Stored data:
********************

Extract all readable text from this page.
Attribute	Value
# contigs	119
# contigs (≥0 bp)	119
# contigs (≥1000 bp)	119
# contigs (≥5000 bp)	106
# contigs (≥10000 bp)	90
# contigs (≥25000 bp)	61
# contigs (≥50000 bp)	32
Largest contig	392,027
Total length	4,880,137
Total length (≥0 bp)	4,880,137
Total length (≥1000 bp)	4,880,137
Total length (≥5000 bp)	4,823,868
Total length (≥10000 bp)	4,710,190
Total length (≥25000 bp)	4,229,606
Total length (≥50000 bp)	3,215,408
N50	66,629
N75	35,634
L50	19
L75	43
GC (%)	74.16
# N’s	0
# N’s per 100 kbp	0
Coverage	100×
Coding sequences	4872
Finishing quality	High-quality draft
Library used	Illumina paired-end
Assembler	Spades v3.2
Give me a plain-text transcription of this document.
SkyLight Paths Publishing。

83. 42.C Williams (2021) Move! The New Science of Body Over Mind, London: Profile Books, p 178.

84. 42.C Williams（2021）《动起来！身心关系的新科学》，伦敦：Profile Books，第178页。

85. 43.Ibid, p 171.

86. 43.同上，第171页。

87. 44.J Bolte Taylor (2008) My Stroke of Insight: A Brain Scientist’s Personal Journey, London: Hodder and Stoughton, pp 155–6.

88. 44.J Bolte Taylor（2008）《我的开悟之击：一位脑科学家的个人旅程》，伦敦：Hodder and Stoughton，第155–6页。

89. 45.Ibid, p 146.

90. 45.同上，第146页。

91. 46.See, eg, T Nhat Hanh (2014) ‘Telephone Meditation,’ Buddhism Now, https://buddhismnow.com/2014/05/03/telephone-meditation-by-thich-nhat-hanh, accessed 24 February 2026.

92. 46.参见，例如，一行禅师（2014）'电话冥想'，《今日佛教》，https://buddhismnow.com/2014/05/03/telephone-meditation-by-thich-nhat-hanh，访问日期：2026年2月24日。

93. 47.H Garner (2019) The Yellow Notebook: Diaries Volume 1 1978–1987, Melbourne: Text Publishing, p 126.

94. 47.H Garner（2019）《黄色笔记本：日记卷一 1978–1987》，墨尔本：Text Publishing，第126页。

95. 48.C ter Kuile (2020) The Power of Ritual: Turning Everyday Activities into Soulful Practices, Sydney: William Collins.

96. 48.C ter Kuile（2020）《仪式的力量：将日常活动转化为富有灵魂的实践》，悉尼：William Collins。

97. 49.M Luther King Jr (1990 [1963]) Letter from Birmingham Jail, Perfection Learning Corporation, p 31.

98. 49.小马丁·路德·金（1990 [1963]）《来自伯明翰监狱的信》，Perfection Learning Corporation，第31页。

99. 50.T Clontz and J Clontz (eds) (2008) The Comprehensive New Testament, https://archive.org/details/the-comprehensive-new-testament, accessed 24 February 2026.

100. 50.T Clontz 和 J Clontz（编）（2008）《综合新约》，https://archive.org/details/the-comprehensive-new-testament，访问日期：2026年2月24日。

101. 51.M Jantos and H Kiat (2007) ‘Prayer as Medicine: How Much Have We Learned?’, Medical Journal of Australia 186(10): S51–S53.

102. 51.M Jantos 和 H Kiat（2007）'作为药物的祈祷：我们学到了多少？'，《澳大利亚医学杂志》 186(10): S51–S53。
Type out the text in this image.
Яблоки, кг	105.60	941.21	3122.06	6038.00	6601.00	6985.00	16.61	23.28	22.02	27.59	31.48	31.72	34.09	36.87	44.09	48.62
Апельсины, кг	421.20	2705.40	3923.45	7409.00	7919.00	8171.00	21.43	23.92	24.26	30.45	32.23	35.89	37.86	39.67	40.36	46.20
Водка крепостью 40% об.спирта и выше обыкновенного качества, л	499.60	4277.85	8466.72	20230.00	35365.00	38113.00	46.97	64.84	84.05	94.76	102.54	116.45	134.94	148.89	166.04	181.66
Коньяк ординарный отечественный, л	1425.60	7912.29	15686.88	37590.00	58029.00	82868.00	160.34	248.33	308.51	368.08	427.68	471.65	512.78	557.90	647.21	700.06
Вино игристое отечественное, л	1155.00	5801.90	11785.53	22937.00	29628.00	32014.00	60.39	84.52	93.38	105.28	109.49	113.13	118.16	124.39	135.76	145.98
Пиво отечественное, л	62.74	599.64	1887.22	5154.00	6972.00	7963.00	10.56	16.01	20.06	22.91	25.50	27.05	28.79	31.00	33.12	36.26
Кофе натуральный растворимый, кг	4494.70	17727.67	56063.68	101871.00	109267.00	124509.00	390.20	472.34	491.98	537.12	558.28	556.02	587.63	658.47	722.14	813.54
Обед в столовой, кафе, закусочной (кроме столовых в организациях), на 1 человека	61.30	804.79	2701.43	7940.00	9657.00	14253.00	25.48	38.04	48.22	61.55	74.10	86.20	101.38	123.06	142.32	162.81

********************

Retype all of the entries precisely as they are.

# [Task solution]
Extract all readable text from this page.
Attribute	Value
# contigs	119
# contigs (≥0 bp)	119
# contigs (≥1000 bp)	119
# contigs (≥5000 bp)	106
# contigs (≥10000 bp)	90
# contigs (≥25000 bp)	61
# contigs (≥50000 bp)	32
Largest contig	392,027
Total length	4,880,137
Total length (≥0 bp)	4,880,137
Total length (≥1000 bp)	4,880,137
Total length (≥5000 bp)	4,823,868
Total length (≥10000 bp)	4,710,190
Total length (≥25000 bp)	4,229,606
Total length (≥50000 bp)	3,215,408
N50	66,629
N75	35,634
L50	19
L75	43
GC (%)	74.16
# N’s	0
# N’s per 100 kbp	0
Coverage	100×
Coding sequences	4872
Finishing quality	High-quality draft
Library used	Illumina paired-end
Assembler	Spades v3.2
Give me a plain-text transcription of this document.
SkyLight Paths Publishing。

83. 42.C Williams (2021) Move! The New Science of Body Over Mind, London: Profile Books, p 178.

84. 42.C Williams（2021）《动起来！身心关系的新科学》，伦敦：Profile Books，第178页。

85. 43.Ibid, p 171.

86. 43.同上，第171页。

87. 44.J Bolte Taylor (2008) My Stroke of Insight: A Brain Scientist’s Personal Journey, London: Hodder and Stoughton, pp 155–6.

88. 44.J Bolte Taylor（2008）《我的开悟之击：一位脑科学家的个人旅程》，伦敦：Hodder and Stoughton，第155–6页。

89. 45.Ibid, p 146.

90. 45.同上，第146页。

91. 46.See, eg, T Nhat Hanh (2014) ‘Telephone Meditation,’ Buddhism Now, https://buddhismnow.com/2014/05/03/telephone-meditation-by-thich-nhat-hanh, accessed 24 February 2026.

92. 46.参见，例如，一行禅师（2014）'电话冥想'，《今日佛教》，https://buddhismnow.com/2014/05/03/telephone-meditation-by-thich-nhat-hanh，访问日期：2026年2月24日。

93. 47.H Garner (2019) The Yellow Notebook: Diaries Volume 1 1978–1987, Melbourne: Text Publishing, p 126.

94. 47.H Garner（2019）《黄色笔记本：日记卷一 1978–1987》，墨尔本：Text Publishing，第126页。

95. 48.C ter Kuile (2020) The Power of Ritual: Turning Everyday Activities into Soulful Practices, Sydney: William Collins.

96. 48.C ter Kuile（2020）《仪式的力量：将日常活动转化为富有灵魂的实践》，悉尼：William Collins。

97. 49.M Luther King Jr (1990 [1963]) Letter from Birmingham Jail, Perfection Learning Corporation, p 31.

98. 49.小马丁·路德·金（1990 [1963]）《来自伯明翰监狱的信》，Perfection Learning Corporation，第31页。

99. 50.T Clontz and J Clontz (eds) (2008) The Comprehensive New Testament, https://archive.org/details/the-comprehensive-new-testament, accessed 24 February 2026.

100. 50.T Clontz 和 J Clontz（编）（2008）《综合新约》，https://archive.org/details/the-comprehensive-new-testament，访问日期：2026年2月24日。

101. 51.M Jantos and H Kiat (2007) ‘Prayer as Medicine: How Much Have We Learned?’, Medical Journal of Australia 186(10): S51–S53.

102. 51.M Jantos 和 H Kiat（2007）'作为药物的祈祷：我们学到了多少？'，《澳大利亚医学杂志》 186(10): S51–S53。
Type out the text in this image.
Яблоки, кг	105.60	941.21	3122.06	6038.00	6601.00	6985.00	16.61	23.28	22.02	27.59	31.48	31.72	34.09	36.87	44.09	48.62
Апельсины, кг	421.20	2705.40	3923.45	7409.00	7919.00	8171.00	21.43	23.92	24.26	30.45	32.23	35.89	37.86	39.67	40.36	46.20
Водка крепостью 40% об.спирта и выше обыкновенного качества, л	499.60	4277.85	8466.72	20230.00	35365.00	38113.00	46.97	64.84	84.05	94.76	102.54	116.45	134.94	148.89	166.04	181.66
Коньяк ординарный отечественный, л	1425.60	7912.29	15686.88	37590.00	58029.00	82868.00	160.34	248.33	308.51	368.08	427.68	471.65	512.78	557.90	647.21	700.06
Вино игристое отечественное, л	1155.00	5801.90	11785.53	22937.00	29628.00	32014.00	60.39	84.52	93.38	105.28	109.49	113.13	118.16	124.39	135.76	145.98
Пиво отечественное, л	62.74	599.64	1887.22	5154.00	6972.00	7963.00	10.56	16.01	20.06	22.91	25.50	27.05	28.79	31.00	33.12	36.26
Кофе натуральный растворимый, кг	4494.70	17727.67	56063.68	101871.00	109267.00	124509.00	390.20	472.34	491.98	537.12	558.28	556.02	587.63	658.47	722.14	813.54
Обед в столовой, кафе, закусочной (кроме столовых в организациях), на 1 человека	61.30	804.79	2701.43	7940.00	9657.00	14253.00	25.48	38.04	48.22	61.55	74.10	86.20	101.38	123.06	142.32	162.81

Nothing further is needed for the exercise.